*Required work*
In the listing below, identify each line with the word "right" and return those lines.

Stored data entries
▼▼▼
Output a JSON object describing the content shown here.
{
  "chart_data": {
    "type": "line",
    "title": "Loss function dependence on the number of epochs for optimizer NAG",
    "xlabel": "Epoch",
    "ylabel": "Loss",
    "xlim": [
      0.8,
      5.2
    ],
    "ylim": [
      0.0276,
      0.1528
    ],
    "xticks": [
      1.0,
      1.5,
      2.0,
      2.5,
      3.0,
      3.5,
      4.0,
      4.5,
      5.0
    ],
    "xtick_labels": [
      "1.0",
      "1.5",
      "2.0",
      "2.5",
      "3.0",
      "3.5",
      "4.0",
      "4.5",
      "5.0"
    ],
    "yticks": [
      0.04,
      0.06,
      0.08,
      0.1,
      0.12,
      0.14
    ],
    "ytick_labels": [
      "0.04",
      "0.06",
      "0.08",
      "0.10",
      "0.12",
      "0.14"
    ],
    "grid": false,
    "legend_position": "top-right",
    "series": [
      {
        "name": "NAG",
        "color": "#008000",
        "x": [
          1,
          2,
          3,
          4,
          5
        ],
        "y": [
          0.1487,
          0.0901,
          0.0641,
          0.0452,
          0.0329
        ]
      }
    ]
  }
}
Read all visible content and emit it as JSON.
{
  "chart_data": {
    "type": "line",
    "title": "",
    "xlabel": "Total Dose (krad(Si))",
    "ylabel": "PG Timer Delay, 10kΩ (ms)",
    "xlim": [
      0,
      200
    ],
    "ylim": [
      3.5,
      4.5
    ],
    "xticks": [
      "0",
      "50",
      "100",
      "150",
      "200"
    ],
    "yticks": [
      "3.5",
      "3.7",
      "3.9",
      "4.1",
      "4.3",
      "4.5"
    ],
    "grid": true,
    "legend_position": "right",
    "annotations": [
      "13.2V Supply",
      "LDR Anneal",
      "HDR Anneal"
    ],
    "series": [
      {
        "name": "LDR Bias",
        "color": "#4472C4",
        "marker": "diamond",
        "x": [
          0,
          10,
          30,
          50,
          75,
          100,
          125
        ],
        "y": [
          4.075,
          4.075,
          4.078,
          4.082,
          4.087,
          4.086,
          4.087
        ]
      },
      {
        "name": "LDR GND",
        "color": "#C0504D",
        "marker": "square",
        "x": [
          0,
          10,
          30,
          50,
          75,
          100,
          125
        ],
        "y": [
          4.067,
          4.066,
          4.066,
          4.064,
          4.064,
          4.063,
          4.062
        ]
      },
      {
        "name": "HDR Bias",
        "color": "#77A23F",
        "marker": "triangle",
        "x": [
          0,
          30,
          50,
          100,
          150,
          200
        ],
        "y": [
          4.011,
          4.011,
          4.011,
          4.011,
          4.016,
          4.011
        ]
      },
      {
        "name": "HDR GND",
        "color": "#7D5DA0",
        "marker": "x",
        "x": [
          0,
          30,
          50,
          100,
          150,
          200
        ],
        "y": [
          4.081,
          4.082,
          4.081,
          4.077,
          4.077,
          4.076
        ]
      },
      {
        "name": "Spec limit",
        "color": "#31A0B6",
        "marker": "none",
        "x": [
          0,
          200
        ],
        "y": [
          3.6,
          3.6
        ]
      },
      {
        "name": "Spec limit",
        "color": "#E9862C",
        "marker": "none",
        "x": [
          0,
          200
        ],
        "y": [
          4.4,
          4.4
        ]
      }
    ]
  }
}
▲▲▲
*Reply to the exercise*
    "legend_position": "top-right",
    "legend_position": "right",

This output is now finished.